====== MATERIALS PROVIDED

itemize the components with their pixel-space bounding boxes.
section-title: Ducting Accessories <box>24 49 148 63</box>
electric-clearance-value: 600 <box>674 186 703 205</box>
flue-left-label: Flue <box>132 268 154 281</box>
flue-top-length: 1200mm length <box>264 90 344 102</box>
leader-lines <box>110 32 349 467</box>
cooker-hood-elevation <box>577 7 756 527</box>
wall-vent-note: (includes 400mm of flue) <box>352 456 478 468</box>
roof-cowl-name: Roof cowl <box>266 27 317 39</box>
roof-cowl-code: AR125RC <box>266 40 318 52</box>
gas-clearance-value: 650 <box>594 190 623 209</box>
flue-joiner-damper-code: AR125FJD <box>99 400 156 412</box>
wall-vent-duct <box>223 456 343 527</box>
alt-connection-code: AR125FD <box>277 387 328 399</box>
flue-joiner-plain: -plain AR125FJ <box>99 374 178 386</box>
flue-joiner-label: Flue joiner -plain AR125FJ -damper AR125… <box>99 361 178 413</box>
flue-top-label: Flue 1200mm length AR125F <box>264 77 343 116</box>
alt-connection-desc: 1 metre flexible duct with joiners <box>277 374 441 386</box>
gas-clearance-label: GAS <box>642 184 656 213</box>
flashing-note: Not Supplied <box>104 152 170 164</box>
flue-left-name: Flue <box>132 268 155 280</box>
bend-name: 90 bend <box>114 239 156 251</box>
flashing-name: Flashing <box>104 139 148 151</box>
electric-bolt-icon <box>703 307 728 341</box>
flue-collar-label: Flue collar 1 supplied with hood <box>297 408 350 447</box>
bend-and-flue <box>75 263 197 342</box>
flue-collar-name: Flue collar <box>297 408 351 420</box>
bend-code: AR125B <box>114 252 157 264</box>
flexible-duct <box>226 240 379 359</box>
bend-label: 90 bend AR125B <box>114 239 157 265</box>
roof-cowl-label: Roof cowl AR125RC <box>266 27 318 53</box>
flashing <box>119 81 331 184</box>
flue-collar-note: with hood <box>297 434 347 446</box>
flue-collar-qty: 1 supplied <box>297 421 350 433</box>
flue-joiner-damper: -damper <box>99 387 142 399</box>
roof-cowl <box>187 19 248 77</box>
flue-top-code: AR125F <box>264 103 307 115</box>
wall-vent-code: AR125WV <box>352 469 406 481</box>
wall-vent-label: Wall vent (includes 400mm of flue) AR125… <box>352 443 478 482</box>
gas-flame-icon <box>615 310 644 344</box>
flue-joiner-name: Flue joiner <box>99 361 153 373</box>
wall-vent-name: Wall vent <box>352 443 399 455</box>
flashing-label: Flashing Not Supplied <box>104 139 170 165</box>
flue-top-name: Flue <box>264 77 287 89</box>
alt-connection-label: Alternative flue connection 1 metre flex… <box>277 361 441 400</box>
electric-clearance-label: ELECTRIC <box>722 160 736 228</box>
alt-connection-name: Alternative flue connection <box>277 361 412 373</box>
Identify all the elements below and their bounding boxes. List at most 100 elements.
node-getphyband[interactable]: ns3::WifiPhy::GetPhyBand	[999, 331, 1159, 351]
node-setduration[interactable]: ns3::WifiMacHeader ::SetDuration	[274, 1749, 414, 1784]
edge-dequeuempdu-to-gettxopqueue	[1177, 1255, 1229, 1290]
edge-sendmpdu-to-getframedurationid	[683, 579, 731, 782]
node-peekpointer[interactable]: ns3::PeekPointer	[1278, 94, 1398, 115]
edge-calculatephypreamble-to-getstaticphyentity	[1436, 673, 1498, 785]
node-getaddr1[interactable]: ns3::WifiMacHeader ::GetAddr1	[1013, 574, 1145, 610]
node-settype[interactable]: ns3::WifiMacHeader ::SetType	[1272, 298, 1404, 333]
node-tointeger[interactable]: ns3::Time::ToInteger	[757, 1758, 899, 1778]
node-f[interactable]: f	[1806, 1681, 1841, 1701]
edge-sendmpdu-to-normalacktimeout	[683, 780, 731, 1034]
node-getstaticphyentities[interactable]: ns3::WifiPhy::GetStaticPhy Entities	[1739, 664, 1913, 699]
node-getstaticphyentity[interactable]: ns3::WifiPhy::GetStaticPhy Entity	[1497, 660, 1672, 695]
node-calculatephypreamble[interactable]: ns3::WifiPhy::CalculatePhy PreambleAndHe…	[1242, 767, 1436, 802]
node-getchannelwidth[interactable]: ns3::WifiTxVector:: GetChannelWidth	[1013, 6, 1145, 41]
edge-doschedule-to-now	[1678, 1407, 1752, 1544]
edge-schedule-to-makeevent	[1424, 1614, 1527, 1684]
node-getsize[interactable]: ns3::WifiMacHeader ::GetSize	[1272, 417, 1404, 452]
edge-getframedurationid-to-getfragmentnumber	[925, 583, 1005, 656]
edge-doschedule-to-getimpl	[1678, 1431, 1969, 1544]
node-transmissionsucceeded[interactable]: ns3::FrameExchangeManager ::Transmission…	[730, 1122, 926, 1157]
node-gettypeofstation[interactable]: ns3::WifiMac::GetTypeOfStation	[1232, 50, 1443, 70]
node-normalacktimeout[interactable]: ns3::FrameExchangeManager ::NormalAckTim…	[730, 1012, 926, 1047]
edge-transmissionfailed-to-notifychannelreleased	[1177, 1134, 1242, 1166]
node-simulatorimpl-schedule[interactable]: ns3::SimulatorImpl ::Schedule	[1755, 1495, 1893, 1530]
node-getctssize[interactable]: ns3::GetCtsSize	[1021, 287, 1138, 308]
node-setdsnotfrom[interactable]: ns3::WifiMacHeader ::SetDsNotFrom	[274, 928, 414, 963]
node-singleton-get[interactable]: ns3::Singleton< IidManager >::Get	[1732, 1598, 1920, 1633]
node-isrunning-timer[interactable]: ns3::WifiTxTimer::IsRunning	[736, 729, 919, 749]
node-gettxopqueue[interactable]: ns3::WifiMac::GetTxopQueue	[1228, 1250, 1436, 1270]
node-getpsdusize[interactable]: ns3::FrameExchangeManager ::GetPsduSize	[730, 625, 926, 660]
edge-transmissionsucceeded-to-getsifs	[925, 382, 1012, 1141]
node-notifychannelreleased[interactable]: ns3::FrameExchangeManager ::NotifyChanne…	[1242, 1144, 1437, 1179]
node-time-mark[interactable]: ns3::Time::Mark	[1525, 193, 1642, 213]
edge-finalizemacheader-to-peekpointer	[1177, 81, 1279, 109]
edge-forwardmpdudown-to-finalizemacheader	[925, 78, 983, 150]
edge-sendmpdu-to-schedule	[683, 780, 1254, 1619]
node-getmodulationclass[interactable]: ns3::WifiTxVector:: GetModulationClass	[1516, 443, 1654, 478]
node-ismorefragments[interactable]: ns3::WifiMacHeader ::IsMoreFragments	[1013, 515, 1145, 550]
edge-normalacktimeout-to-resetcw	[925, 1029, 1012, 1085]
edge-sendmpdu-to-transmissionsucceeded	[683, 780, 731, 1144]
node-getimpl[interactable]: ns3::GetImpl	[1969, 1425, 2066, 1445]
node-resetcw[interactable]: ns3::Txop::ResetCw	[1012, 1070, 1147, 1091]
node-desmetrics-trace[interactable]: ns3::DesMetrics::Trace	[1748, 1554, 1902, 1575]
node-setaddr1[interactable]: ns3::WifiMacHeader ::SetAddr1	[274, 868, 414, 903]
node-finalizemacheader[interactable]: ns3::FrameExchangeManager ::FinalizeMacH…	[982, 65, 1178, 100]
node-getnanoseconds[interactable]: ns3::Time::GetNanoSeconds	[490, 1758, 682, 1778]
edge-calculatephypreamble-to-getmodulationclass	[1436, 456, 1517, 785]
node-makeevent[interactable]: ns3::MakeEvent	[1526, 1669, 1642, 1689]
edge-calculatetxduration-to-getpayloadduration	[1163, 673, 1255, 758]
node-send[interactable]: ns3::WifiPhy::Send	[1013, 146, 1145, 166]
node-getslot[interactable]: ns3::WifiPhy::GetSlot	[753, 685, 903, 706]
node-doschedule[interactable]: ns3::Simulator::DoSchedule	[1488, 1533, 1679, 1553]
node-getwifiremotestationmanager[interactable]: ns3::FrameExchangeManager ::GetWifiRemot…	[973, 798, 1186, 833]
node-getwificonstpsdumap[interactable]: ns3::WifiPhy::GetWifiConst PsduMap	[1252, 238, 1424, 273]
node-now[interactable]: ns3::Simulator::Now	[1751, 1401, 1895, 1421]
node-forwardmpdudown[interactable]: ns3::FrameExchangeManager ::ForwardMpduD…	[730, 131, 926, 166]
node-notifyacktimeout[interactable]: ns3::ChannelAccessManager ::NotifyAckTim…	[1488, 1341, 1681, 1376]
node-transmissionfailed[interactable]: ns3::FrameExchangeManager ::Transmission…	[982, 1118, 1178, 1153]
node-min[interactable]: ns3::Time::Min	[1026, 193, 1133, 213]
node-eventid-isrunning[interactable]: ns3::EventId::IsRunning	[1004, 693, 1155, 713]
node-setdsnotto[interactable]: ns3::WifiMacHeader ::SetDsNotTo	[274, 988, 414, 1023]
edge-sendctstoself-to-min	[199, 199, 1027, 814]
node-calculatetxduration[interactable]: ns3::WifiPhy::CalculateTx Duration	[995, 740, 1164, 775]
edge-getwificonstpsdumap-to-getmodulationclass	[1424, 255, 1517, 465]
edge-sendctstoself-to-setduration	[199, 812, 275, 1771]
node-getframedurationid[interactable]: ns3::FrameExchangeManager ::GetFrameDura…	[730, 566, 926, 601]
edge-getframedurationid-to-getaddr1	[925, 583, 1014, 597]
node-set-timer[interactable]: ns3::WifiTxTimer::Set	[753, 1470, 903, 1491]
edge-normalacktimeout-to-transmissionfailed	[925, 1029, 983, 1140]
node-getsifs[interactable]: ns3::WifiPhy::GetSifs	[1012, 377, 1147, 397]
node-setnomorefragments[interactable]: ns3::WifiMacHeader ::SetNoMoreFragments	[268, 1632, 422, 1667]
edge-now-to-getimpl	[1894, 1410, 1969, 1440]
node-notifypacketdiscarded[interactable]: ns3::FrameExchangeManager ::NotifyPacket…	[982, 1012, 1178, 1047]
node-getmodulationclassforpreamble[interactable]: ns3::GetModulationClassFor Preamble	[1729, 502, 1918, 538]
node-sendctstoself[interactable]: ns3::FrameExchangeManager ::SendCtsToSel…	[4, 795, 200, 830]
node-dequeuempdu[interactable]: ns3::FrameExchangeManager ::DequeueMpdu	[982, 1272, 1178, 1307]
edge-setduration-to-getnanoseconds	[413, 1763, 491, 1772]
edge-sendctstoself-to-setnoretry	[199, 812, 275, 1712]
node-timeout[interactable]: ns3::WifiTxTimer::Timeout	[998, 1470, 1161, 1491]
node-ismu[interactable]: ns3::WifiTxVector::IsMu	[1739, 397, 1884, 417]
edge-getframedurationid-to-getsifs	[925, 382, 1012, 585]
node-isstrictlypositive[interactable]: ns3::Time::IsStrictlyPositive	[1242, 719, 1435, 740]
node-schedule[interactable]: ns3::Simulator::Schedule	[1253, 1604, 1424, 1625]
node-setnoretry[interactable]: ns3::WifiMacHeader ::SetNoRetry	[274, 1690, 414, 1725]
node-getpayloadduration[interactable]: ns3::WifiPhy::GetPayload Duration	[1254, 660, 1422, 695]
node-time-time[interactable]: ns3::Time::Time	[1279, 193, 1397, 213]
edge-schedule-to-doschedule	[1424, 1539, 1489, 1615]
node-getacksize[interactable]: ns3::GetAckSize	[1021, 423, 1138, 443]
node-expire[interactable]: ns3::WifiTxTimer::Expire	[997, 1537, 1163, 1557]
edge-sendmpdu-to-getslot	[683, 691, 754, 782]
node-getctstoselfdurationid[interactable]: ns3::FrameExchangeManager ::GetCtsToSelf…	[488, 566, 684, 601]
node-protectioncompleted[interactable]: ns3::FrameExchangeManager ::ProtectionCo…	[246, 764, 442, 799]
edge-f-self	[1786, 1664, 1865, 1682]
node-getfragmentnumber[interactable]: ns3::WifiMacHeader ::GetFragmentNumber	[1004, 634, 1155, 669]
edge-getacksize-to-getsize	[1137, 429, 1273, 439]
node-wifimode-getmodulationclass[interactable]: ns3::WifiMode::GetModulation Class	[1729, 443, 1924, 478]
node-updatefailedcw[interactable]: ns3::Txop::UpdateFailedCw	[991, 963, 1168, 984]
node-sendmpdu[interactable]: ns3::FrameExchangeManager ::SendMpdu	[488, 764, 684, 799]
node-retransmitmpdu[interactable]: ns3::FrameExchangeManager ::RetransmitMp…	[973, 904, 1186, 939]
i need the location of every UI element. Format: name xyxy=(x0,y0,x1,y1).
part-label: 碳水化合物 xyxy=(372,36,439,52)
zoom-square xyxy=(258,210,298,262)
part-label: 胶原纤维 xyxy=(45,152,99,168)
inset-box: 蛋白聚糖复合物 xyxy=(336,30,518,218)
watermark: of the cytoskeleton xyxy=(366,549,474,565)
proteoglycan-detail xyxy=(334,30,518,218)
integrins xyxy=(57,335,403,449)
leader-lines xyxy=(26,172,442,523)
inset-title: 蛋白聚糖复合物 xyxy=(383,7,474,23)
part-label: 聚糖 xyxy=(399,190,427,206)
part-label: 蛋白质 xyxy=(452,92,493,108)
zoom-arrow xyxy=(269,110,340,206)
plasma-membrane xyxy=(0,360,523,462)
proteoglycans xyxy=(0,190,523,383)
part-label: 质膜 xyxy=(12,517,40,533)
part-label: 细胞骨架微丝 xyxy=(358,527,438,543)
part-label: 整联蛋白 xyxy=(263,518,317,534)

============

### [SHORT TASK]
Starting with the first line of the records and going on through the line that contains "roof-cowl-name: Roof cowl", write those lines out again exactly, both ends included.

### [TASK ANSWER]
itemize the components with their pixel-space bounding boxes.
section-title: Ducting Accessories <box>24 49 148 63</box>
electric-clearance-value: 600 <box>674 186 703 205</box>
flue-left-label: Flue <box>132 268 154 281</box>
flue-top-length: 1200mm length <box>264 90 344 102</box>
leader-lines <box>110 32 349 467</box>
cooker-hood-elevation <box>577 7 756 527</box>
wall-vent-note: (includes 400mm of flue) <box>352 456 478 468</box>
roof-cowl-name: Roof cowl <box>266 27 317 39</box>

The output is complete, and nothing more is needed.